What is the number of lines in the data that hold the string "name"? Reply with that number only.

# START OF Available records

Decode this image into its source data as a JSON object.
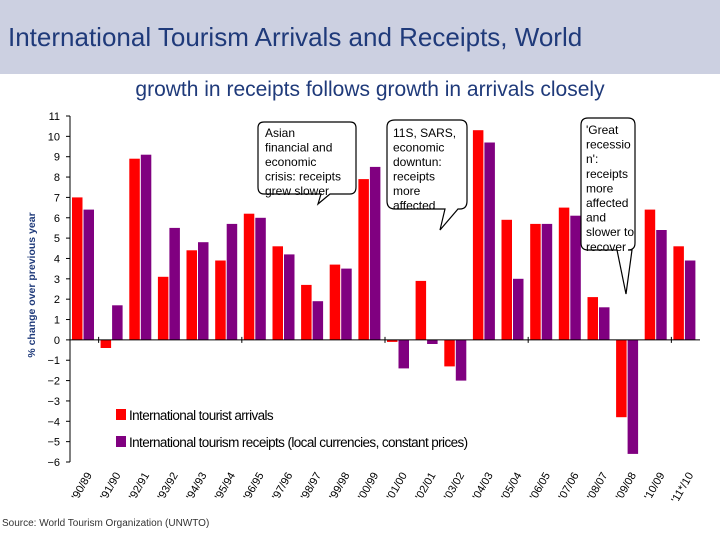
{
  "title": "International Tourism Arrivals and Receipts, World",
  "subtitle": "growth in receipts follows growth in arrivals closely",
  "source": "Source: World Tourism Organization (UNWTO)",
  "colors": {
    "arrivals": "#ff0000",
    "receipts": "#800080",
    "title_band": "#ccd0e1",
    "title_text": "#1f3a7a"
  },
  "chart_data": {
    "type": "bar",
    "title": "International Tourism Arrivals and Receipts, World",
    "ylabel": "% change over previous year",
    "xlabel": "",
    "ylim": [
      -6,
      11
    ],
    "yticks": [
      -6,
      -5,
      -4,
      -3,
      -2,
      -1,
      0,
      1,
      2,
      3,
      4,
      5,
      6,
      7,
      8,
      9,
      10,
      11
    ],
    "categories": [
      "'90/89",
      "'91/90",
      "'92/91",
      "'93/92",
      "'94/93",
      "'95/94",
      "'96/95",
      "'97/96",
      "'98/97",
      "'99/98",
      "'00/99",
      "'01/00",
      "'02/01",
      "'03/02",
      "'04/03",
      "'05/04",
      "'06/05",
      "'07/06",
      "'08/07",
      "'09/08",
      "'10/09",
      "'11*/10"
    ],
    "series": [
      {
        "name": "International tourist arrivals",
        "color": "#ff0000",
        "values": [
          7.0,
          -0.4,
          8.9,
          3.1,
          4.4,
          3.9,
          6.2,
          4.6,
          2.7,
          3.7,
          7.9,
          -0.1,
          2.9,
          -1.3,
          10.3,
          5.9,
          5.7,
          6.5,
          2.1,
          -3.8,
          6.4,
          4.6
        ]
      },
      {
        "name": "International tourism receipts (local currencies, constant prices)",
        "color": "#800080",
        "values": [
          6.4,
          1.7,
          9.1,
          5.5,
          4.8,
          5.7,
          6.0,
          4.2,
          1.9,
          3.5,
          8.5,
          -1.4,
          -0.2,
          -2.0,
          9.7,
          3.0,
          5.7,
          6.1,
          1.6,
          -5.6,
          5.4,
          3.9
        ]
      }
    ],
    "legend": "bottom-center",
    "annotations": [
      {
        "lines": [
          "Asian",
          "financial and",
          "economic",
          "crisis: receipts",
          "grew slower"
        ]
      },
      {
        "lines": [
          "11S, SARS,",
          "economic",
          "downtun:",
          "receipts",
          "more",
          "affected"
        ]
      },
      {
        "lines": [
          "'Great",
          "recessio",
          "n':",
          "receipts",
          "more",
          "affected",
          "and",
          "slower to",
          "recover"
        ]
      }
    ]
  }
}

# END OF Available records

■ Expected output ■
2